◆ STATED PROBLEM
Copy out each line that includes the word "Criterion".

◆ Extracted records
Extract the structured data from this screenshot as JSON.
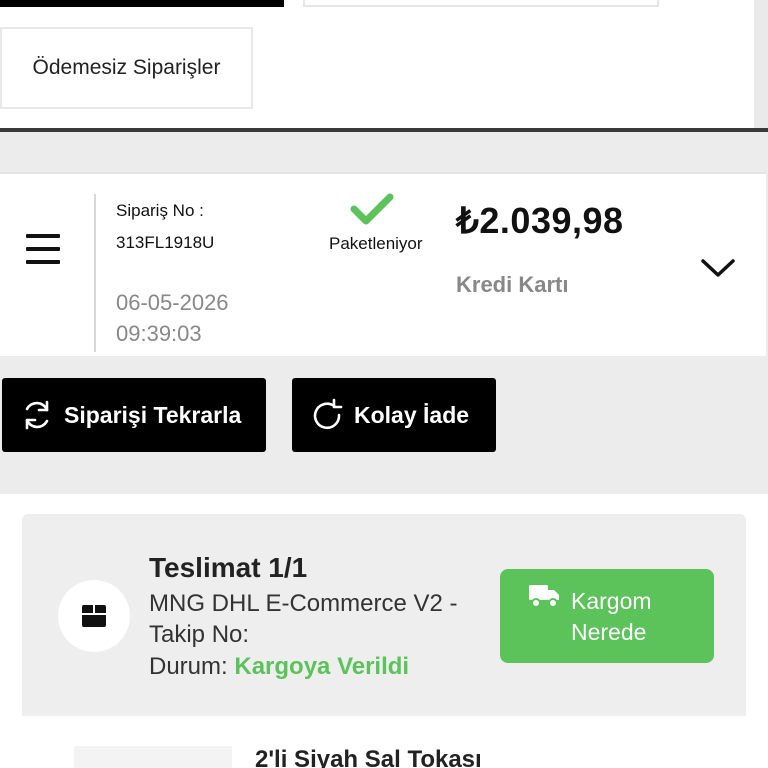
{
  "tabs": {
    "unpaid_orders": "Ödemesiz Siparişler"
  },
  "order": {
    "no_label": "Sipariş No :",
    "no_value": "313FL1918U",
    "date": "06-05-2026",
    "time": "09:39:03",
    "status": "Paketleniyor",
    "price": "₺2.039,98",
    "payment_method": "Kredi Kartı"
  },
  "actions": {
    "repeat_order": "Siparişi Tekrarla",
    "easy_return": "Kolay İade"
  },
  "shipment": {
    "title": "Teslimat 1/1",
    "carrier": "MNG DHL E-Commerce V2 -",
    "tracking_label": "Takip No:",
    "status_label": "Durum:",
    "status_value": "Kargoya Verildi",
    "track_button_line1": "Kargom",
    "track_button_line2": "Nerede"
  },
  "product": {
    "name": "2'li Siyah Sal Tokası"
  },
  "icons": {
    "menu": "hamburger-icon",
    "status": "check-icon",
    "expand": "chevron-down-icon",
    "repeat": "refresh-icon",
    "return": "rotate-icon",
    "package": "box-icon",
    "truck": "truck-icon"
  },
  "colors": {
    "accent_green": "#5cc25a",
    "button_black": "#000000",
    "muted_text": "#888888"
  }
}
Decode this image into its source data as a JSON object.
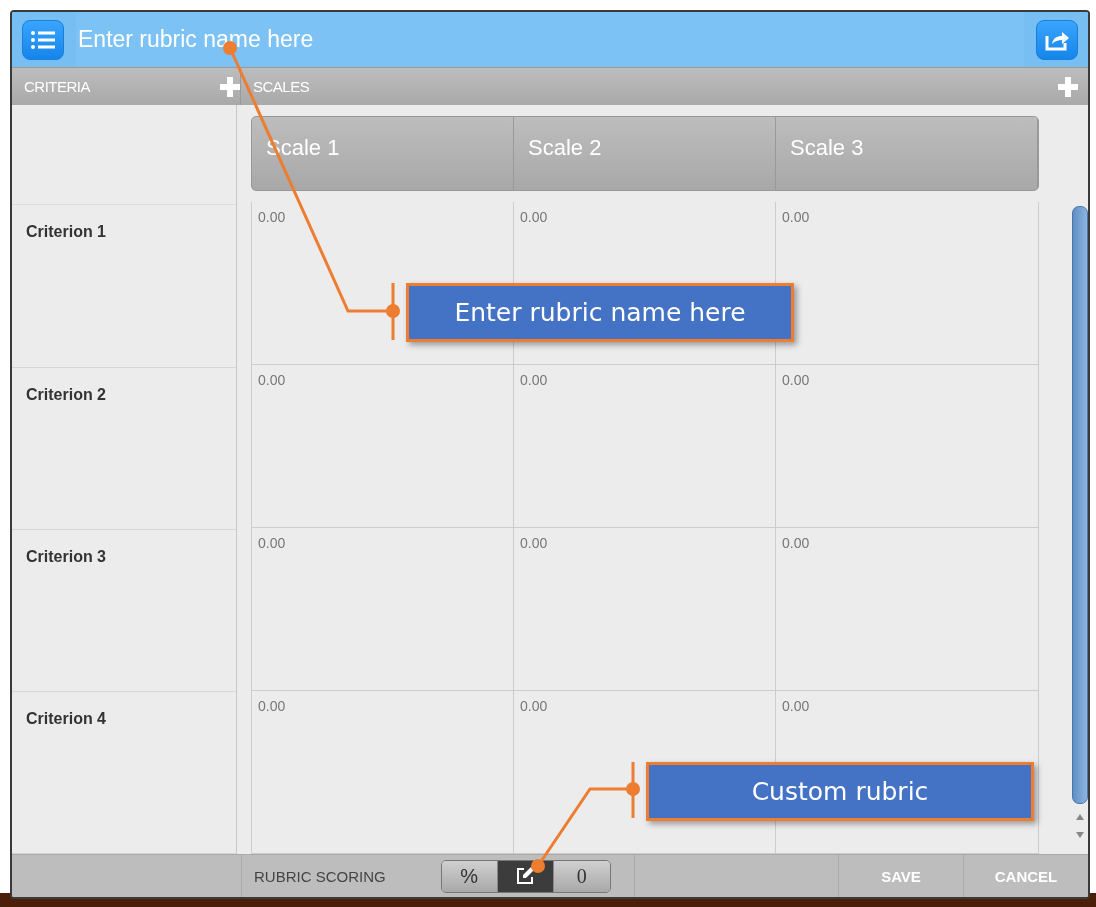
{
  "header": {
    "placeholder": "Enter rubric name here"
  },
  "criteria_header": "CRITERIA",
  "scales_header": "SCALES",
  "scales": [
    "Scale 1",
    "Scale 2",
    "Scale 3"
  ],
  "criteria": [
    {
      "name": "Criterion 1",
      "scores": [
        "0.00",
        "0.00",
        "0.00"
      ]
    },
    {
      "name": "Criterion 2",
      "scores": [
        "0.00",
        "0.00",
        "0.00"
      ]
    },
    {
      "name": "Criterion 3",
      "scores": [
        "0.00",
        "0.00",
        "0.00"
      ]
    },
    {
      "name": "Criterion 4",
      "scores": [
        "0.00",
        "0.00",
        "0.00"
      ]
    }
  ],
  "footer": {
    "scoring_label": "RUBRIC SCORING",
    "scoring_options": [
      {
        "kind": "text",
        "label": "%",
        "selected": false
      },
      {
        "kind": "edit",
        "selected": true
      },
      {
        "kind": "text",
        "label": "0",
        "selected": false
      }
    ],
    "buttons": [
      "SAVE",
      "CANCEL"
    ]
  },
  "callouts": [
    {
      "text": "Enter rubric name here"
    },
    {
      "text": "Custom rubric"
    }
  ]
}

◆ SOLUTION TO THIS EXERCISE
      "name": "Criterion 1",
      "name": "Criterion 2",
      "name": "Criterion 3",
      "name": "Criterion 4",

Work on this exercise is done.